Despite its highly unusual appearance, the breed is not particularly known as an exhibition bird, and is a dual-purpose utility chicken. They lay a respectable number of light brown eggs, and are considered desirable for meat production because they need less plucking and they have a meaty body. They are very good foragers and are immune to most diseases. The breed is also reasonably cold hardy despite its lack of feathers. Naked Neck roosters carry a single comb, and the neck and head often become very bright red from increased sun exposure. This breed has approximately half the feathers of other chickens, making it resistant to hot weather and easier to pluck.

Recognized color varieties include: black, white, cuckoo, buff, red, and blue in the United Kingdom and black, white, buff, and red in the United States.

==Naked-neck trait==
The naked-neck trait which characterizes this breed is controlled by an incompletely dominant allele (Na) located near the middle of Chromosome 3. Since this allele is dominant, individuals which are either homozygous dominant (Na/Na) or heterozygous (Na/na+) will exhibit the naked-neck characteristic though the heterozygous individual will exhibit less reduction in feathering - true breeding members of the breed must then be homozygous dominant, and all individuals in the recognized breed must be also. Individuals which are homozygous recessive (or wild type feathered) (na+/na+) would not exhibit any feather reduction characteristics of the Naked Necks and, barring mutation, would be unable to pass that trait down.

Records from a data source:
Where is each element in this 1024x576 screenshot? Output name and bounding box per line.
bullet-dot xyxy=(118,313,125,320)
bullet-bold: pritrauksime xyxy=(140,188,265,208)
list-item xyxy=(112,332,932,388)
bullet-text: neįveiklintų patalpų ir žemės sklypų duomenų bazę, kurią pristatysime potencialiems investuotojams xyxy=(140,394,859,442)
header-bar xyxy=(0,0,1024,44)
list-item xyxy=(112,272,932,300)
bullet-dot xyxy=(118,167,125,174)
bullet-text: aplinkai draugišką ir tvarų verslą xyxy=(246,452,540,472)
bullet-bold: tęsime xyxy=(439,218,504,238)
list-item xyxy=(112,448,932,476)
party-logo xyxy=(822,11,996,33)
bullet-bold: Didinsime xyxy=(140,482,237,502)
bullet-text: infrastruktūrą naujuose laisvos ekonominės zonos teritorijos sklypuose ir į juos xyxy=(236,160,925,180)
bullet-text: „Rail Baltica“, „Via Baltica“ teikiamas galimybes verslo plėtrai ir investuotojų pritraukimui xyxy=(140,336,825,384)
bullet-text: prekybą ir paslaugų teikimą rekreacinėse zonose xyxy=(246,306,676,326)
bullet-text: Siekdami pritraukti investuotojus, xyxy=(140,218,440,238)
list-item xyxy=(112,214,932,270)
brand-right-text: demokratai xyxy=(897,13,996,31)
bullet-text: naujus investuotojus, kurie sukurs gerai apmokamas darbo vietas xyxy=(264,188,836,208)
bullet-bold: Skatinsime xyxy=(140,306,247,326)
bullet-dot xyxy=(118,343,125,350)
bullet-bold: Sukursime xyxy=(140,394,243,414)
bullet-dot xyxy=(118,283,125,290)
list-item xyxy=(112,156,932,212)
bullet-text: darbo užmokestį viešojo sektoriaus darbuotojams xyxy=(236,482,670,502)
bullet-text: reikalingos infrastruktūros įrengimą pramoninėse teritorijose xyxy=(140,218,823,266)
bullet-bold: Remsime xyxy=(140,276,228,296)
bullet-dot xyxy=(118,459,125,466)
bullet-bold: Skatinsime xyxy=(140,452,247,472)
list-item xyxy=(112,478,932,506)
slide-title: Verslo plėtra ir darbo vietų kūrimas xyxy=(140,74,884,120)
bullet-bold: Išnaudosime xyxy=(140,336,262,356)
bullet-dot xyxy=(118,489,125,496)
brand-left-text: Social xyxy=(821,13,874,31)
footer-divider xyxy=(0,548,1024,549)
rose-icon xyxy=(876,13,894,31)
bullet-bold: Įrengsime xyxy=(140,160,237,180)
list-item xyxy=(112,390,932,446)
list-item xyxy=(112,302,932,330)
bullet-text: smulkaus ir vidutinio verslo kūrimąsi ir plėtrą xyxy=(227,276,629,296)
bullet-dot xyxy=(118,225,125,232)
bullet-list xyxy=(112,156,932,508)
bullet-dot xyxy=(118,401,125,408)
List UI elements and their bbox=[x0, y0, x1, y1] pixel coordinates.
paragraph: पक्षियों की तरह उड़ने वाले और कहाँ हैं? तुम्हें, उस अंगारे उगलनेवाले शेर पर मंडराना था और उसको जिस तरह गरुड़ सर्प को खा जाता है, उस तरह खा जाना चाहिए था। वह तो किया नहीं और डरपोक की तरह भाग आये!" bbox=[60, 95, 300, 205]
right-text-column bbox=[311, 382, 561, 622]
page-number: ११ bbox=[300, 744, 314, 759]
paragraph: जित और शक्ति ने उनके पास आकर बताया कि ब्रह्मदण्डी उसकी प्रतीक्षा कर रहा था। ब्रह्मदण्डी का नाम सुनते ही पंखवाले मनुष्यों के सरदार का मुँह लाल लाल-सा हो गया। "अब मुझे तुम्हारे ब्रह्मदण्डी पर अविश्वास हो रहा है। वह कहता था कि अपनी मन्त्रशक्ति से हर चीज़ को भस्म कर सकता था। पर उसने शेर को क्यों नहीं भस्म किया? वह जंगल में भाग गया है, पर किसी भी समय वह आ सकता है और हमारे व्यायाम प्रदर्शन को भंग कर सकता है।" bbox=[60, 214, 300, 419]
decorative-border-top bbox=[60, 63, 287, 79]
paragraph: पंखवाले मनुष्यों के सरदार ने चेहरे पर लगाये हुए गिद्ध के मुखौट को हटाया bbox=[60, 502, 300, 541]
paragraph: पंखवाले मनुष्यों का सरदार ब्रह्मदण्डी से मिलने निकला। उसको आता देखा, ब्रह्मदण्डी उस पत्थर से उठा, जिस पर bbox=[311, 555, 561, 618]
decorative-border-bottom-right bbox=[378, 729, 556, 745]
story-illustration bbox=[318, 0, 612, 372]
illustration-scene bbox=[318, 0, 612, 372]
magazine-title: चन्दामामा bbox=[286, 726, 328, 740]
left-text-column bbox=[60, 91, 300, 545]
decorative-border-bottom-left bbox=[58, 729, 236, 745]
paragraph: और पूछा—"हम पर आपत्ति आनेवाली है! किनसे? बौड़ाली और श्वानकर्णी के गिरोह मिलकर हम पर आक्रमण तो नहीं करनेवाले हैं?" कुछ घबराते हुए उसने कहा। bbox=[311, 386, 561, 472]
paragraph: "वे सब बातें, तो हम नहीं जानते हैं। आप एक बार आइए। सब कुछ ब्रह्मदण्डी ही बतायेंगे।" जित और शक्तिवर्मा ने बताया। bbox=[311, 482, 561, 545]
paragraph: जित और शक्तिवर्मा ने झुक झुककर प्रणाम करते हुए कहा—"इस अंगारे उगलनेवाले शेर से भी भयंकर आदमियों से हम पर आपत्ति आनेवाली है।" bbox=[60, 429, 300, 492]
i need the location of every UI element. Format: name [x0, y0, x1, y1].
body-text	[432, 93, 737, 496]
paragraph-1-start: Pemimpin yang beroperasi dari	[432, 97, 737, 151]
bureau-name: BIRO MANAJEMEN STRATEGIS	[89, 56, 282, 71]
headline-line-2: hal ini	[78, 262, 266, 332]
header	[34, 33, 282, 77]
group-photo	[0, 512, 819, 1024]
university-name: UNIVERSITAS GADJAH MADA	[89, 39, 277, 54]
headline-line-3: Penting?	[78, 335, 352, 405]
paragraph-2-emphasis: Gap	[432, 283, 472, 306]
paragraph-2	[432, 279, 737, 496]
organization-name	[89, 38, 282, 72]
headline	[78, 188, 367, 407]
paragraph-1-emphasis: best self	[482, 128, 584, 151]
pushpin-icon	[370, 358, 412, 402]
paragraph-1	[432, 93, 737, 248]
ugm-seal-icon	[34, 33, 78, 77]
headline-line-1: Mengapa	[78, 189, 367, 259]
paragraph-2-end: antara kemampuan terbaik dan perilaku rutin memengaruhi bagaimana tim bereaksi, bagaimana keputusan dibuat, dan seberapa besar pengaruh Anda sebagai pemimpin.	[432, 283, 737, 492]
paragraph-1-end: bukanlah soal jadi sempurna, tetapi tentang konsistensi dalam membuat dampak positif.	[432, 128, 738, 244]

* REQUIRED WORK *
1. According to the Naked Neck text, how many feathers does this breed have compared with other chickens?
2. Please set down the Naked Neck text word for word, starting with "Despite its highly" and going on through "the United States.".
3. Decide whether each statement agrees with the Naked Neck text: (a) Blue is a recognized color variety in the United States. (b) The naked-neck allele sits near the middle of Chromosome 3. (c) Naked Neck roosters carry a single comb. For each, answer yes or no and quote the deciding words.

* SOLUTIONS PER TASK *
1. It has approximately half the feathers of other chickens.

2.
Despite its highly unusual appearance, the breed is not particularly known as an exhibition bird, and is a dual-purpose utility chicken. They lay a respectable number of light brown eggs, and are considered desirable for meat production because they need less plucking and they have a meaty body. They are very good foragers and are immune to most diseases. The breed is also reasonably cold hardy despite its lack of feathers. Naked Neck roosters carry a single comb, and the neck and head often become very bright red from increased sun exposure. This breed has approximately half the feathers of other chickens, making it resistant to hot weather and easier to pluck.

Recognized color varieties include: black, white, cuckoo, buff, red, and blue in the United Kingdom and black, white, buff, and red in the United States.

3.
(a) No: "black, white, buff, and red in the United States."
(b) Yes: "located near the middle of Chromosome 3."
(c) Yes: "Naked Neck roosters carry a single comb."